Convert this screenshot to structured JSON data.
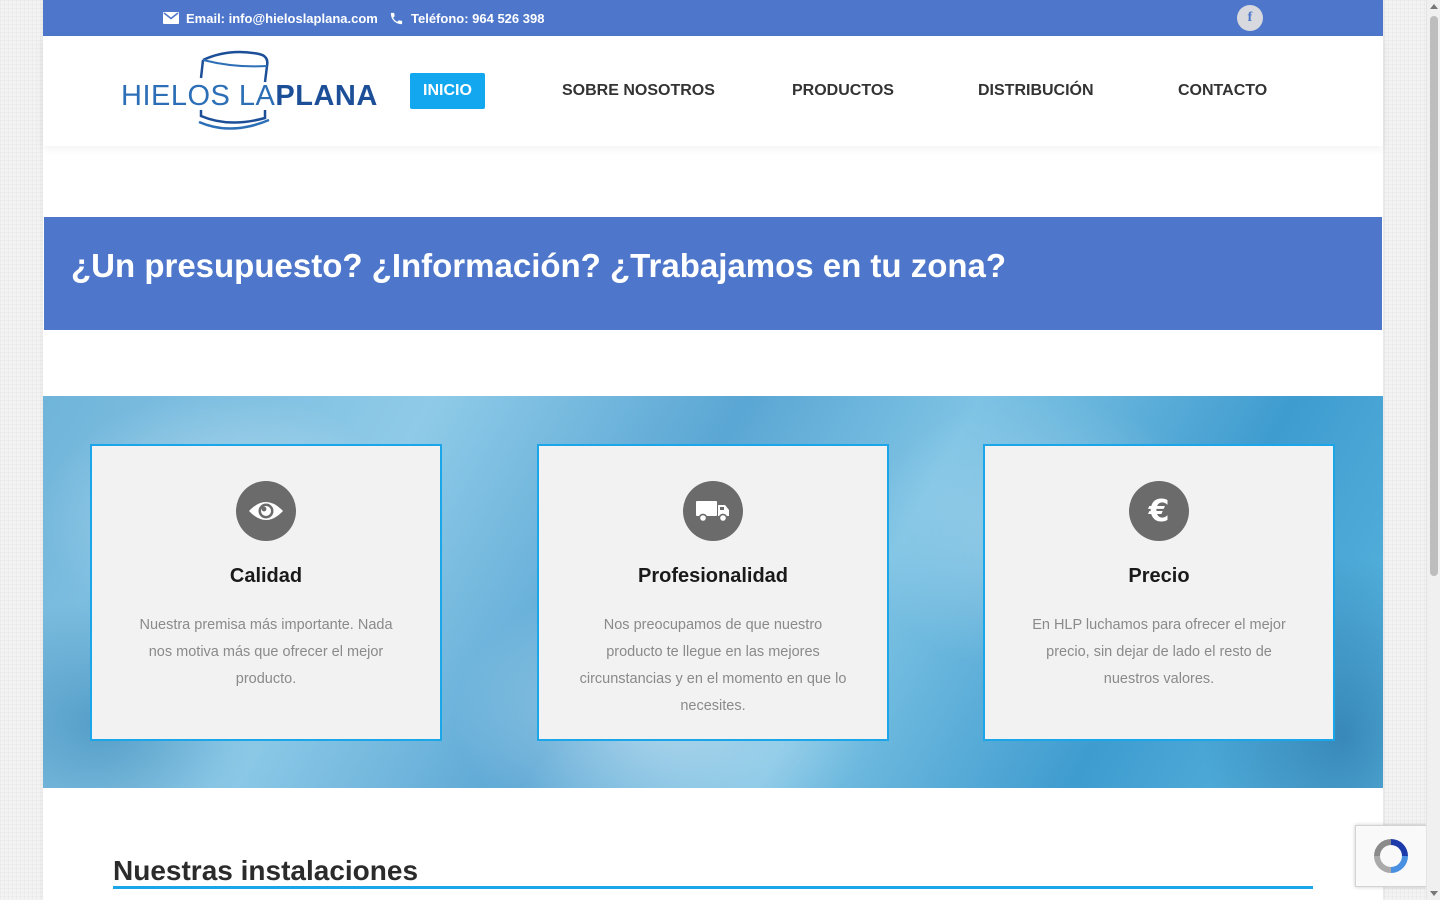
{
  "topbar": {
    "email": "Email: info@hieloslaplana.com",
    "phone": "Teléfono: 964 526 398",
    "facebook_icon": "facebook-icon",
    "background": "#4e77cb"
  },
  "logo": {
    "text_light": "HIELOS LA",
    "text_bold": "PLANA"
  },
  "nav": {
    "items": [
      {
        "label": "INICIO",
        "active": true
      },
      {
        "label": "SOBRE NOSOTROS",
        "active": false
      },
      {
        "label": "PRODUCTOS",
        "active": false
      },
      {
        "label": "DISTRIBUCIÓN",
        "active": false
      },
      {
        "label": "CONTACTO",
        "active": false
      }
    ],
    "active_color": "#12a7ef"
  },
  "cta": {
    "heading": "¿Un presupuesto? ¿Información? ¿Trabajamos en tu zona?"
  },
  "features": [
    {
      "icon": "eye-icon",
      "title": "Calidad",
      "text": "Nuestra premisa más importante. Nada nos motiva más que ofrecer el mejor producto."
    },
    {
      "icon": "truck-icon",
      "title": "Profesionalidad",
      "text": "Nos preocupamos de que nuestro producto te llegue en las mejores circunstancias y en el momento en que lo necesites."
    },
    {
      "icon": "euro-icon",
      "title": "Precio",
      "text": "En HLP luchamos para ofrecer el mejor precio, sin dejar de lado el resto de nuestros valores.",
      "symbol": "€"
    }
  ],
  "installations": {
    "title": "Nuestras instalaciones"
  },
  "colors": {
    "accent": "#1aa6e8",
    "brand_blue": "#4e77cb"
  }
}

=====

_AIM OF THE TASK:_
Each record above should come back exactly the same, only without its pictures.

_ANSWER TO THE TASK:_
Convert this screenshot to structured JSON data.
{
  "topbar": {
    "email": "Email: info@hieloslaplana.com",
    "phone": "Teléfono: 964 526 398",
    "facebook_icon": "facebook-icon",
    "background": "#4e77cb"
  },
  "logo": {
    "text_light": "HIELOS LA",
    "text_bold": "PLANA"
  },
  "nav": {
    "items": [
      {
        "label": "INICIO",
        "active": true
      },
      {
        "label": "SOBRE NOSOTROS",
        "active": false
      },
      {
        "label": "PRODUCTOS",
        "active": false
      },
      {
        "label": "DISTRIBUCIÓN",
        "active": false
      },
      {
        "label": "CONTACTO",
        "active": false
      }
    ],
    "active_color": "#12a7ef"
  },
  "cta": {
    "heading": "¿Un presupuesto? ¿Información? ¿Trabajamos en tu zona?"
  },
  "features": [
    {
      "icon": "eye-icon",
      "title": "Calidad",
      "text": "Nuestra premisa más importante. Nada nos motiva más que ofrecer el mejor producto."
    },
    {
      "icon": "truck-icon",
      "title": "Profesionalidad",
      "text": "Nos preocupamos de que nuestro producto te llegue en las mejores circunstancias y en el momento en que lo necesites."
    },
    {
      "icon": "euro-icon",
      "title": "Precio",
      "text": "En HLP luchamos para ofrecer el mejor precio, sin dejar de lado el resto de nuestros valores.",
      "symbol": "€"
    }
  ],
  "installations": {
    "title": "Nuestras instalaciones"
  },
  "colors": {
    "accent": "#1aa6e8",
    "brand_blue": "#4e77cb"
  }
}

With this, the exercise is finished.